» **AIM**: A line counts if it contains the string "elibtronic"; say how many such lines there are, giving only the number.

» **EXERCISE MATERIALS**:

■ ■ ■ ■ ■

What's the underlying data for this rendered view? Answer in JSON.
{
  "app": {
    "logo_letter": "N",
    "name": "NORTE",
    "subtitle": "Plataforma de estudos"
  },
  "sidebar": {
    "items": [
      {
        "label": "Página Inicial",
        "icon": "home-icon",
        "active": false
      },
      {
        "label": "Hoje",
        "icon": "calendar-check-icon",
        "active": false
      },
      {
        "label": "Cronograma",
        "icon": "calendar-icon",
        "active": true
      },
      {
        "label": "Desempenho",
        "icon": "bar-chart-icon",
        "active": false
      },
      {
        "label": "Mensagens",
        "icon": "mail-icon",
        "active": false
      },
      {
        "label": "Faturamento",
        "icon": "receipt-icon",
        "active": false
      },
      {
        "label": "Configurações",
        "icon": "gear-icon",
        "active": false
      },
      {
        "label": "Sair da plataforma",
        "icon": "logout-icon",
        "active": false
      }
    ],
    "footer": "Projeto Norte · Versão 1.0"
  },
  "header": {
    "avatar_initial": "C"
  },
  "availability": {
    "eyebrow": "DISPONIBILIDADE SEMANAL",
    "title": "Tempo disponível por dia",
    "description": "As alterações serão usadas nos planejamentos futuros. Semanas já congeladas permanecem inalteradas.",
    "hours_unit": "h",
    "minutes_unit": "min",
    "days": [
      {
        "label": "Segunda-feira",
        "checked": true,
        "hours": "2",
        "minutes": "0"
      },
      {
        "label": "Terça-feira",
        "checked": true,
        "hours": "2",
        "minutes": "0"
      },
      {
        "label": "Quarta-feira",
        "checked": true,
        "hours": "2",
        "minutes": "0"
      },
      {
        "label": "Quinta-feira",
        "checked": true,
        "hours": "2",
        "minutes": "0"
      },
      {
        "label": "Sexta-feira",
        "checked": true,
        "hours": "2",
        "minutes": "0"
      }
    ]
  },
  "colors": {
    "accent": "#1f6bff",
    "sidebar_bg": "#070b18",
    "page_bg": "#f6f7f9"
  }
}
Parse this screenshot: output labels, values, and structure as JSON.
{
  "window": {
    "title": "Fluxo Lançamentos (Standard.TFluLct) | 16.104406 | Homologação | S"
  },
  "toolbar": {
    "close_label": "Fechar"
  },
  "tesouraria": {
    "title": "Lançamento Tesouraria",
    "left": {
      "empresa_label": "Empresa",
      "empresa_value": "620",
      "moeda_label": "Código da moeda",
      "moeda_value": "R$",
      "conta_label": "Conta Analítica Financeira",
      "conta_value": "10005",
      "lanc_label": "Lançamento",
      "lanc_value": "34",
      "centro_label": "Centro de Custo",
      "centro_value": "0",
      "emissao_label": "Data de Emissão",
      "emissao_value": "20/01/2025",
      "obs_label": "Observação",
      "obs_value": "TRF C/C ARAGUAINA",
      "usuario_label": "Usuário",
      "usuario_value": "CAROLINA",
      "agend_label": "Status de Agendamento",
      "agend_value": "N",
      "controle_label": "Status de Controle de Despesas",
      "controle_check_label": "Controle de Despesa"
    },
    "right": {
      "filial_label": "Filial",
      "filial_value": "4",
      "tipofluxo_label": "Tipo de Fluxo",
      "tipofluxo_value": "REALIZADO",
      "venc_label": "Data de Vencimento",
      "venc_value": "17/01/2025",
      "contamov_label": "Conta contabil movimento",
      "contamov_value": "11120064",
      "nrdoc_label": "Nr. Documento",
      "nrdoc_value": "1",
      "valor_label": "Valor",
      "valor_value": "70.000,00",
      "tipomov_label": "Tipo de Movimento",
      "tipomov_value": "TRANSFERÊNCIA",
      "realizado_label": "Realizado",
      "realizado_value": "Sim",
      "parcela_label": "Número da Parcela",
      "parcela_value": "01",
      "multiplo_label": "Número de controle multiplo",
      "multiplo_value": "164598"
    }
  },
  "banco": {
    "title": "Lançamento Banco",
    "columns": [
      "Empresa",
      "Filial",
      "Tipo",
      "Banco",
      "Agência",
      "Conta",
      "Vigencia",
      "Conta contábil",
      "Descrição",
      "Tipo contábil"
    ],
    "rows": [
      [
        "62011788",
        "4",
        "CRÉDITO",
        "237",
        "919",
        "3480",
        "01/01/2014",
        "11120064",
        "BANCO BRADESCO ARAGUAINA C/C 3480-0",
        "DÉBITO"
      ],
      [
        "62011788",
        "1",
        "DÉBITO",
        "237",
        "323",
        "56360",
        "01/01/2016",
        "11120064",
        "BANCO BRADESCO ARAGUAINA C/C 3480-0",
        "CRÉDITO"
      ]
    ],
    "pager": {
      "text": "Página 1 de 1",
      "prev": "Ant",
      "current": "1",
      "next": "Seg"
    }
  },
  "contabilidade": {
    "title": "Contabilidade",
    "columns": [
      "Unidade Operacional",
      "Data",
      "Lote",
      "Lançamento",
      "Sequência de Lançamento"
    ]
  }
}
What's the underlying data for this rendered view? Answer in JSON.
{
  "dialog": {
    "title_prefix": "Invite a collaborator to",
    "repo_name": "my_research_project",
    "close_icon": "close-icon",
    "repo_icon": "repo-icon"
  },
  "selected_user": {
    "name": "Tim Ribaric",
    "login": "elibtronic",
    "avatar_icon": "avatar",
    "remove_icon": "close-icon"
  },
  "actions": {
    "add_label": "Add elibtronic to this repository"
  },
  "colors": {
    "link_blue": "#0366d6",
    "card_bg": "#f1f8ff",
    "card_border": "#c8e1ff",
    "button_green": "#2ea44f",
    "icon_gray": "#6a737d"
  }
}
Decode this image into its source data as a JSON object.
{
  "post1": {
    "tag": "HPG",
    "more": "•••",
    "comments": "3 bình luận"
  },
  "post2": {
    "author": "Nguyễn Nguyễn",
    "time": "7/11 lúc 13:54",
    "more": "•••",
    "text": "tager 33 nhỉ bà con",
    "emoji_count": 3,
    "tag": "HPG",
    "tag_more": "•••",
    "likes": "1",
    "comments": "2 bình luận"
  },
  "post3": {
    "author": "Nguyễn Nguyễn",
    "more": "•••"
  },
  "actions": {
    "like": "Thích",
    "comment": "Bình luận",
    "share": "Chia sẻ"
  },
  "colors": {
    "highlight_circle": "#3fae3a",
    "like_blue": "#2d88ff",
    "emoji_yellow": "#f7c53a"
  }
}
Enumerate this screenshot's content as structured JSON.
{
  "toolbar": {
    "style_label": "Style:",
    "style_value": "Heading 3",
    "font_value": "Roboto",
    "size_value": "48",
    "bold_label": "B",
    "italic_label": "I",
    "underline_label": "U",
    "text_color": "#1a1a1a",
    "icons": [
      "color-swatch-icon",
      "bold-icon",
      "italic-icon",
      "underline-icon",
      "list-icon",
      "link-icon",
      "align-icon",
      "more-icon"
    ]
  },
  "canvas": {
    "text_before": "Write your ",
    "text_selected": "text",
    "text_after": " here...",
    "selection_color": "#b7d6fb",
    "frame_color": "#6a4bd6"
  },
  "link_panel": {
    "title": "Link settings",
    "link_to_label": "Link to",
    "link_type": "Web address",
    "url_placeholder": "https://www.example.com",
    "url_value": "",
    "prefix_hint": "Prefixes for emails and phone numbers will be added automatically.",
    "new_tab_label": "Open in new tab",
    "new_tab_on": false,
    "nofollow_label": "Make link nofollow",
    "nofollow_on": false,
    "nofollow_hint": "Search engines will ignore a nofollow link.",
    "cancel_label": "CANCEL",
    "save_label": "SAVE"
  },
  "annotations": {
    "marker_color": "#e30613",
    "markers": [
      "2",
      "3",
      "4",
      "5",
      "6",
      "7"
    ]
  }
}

■ ■ ■ ■ ■

» **RESPONSE TO THIS TASK**: 2